Please transcribe the records precisely; pictures stay out of your copy.

-------- Data entries

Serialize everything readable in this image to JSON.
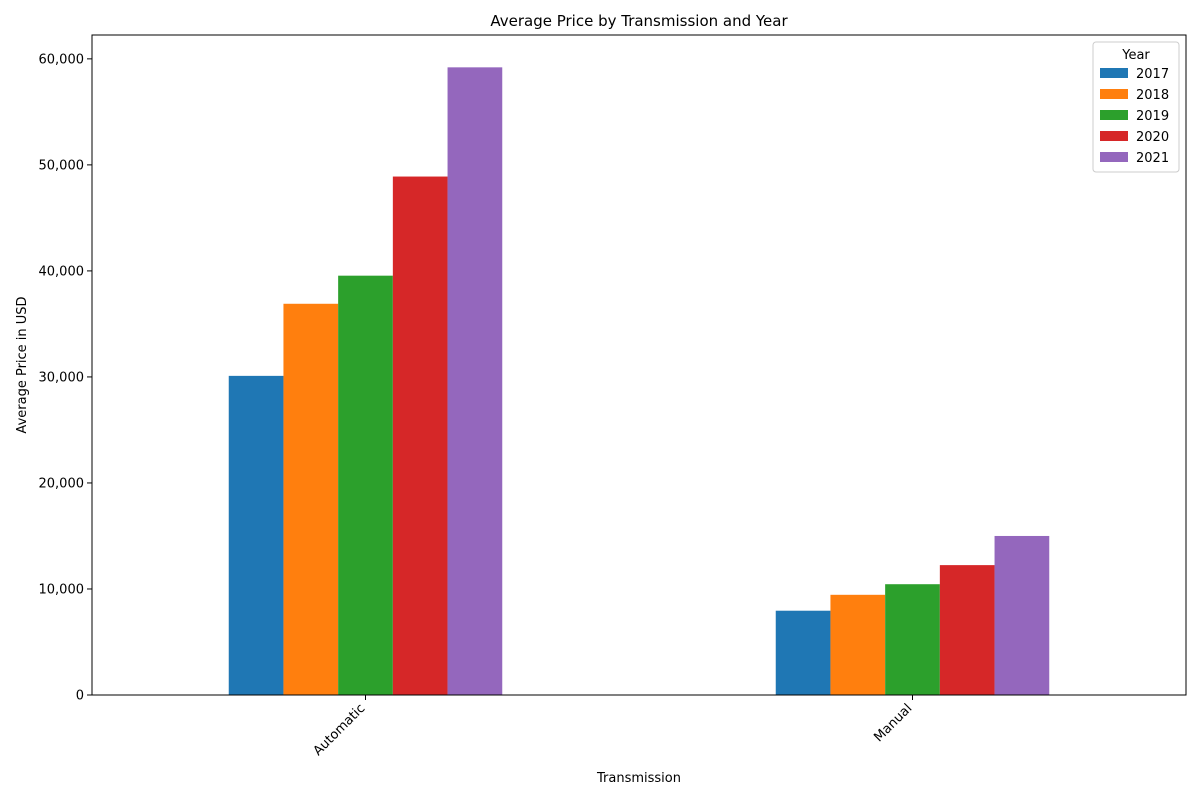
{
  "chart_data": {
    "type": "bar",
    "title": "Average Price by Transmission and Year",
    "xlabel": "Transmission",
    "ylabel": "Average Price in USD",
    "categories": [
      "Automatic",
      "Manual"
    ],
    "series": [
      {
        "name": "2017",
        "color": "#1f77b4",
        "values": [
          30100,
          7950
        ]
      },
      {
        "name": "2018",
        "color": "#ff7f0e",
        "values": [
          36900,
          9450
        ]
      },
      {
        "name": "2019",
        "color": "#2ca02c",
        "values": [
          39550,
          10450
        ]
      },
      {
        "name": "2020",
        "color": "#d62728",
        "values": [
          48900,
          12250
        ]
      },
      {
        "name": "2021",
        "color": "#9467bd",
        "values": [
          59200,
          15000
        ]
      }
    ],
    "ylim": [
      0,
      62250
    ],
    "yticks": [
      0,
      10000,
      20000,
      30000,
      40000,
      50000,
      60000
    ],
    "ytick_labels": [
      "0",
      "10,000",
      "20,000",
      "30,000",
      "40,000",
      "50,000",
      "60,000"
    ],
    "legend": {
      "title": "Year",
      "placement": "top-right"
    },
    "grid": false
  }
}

----------------

Reply to the task →
Serialize everything readable in this image to JSON.
{
  "chart_data": {
    "type": "bar",
    "title": "Average Price by Transmission and Year",
    "xlabel": "Transmission",
    "ylabel": "Average Price in USD",
    "categories": [
      "Automatic",
      "Manual"
    ],
    "series": [
      {
        "name": "2017",
        "color": "#1f77b4",
        "values": [
          30100,
          7950
        ]
      },
      {
        "name": "2018",
        "color": "#ff7f0e",
        "values": [
          36900,
          9450
        ]
      },
      {
        "name": "2019",
        "color": "#2ca02c",
        "values": [
          39550,
          10450
        ]
      },
      {
        "name": "2020",
        "color": "#d62728",
        "values": [
          48900,
          12250
        ]
      },
      {
        "name": "2021",
        "color": "#9467bd",
        "values": [
          59200,
          15000
        ]
      }
    ],
    "ylim": [
      0,
      62250
    ],
    "yticks": [
      0,
      10000,
      20000,
      30000,
      40000,
      50000,
      60000
    ],
    "ytick_labels": [
      "0",
      "10,000",
      "20,000",
      "30,000",
      "40,000",
      "50,000",
      "60,000"
    ],
    "legend": {
      "title": "Year",
      "placement": "top-right"
    },
    "grid": false
  }
}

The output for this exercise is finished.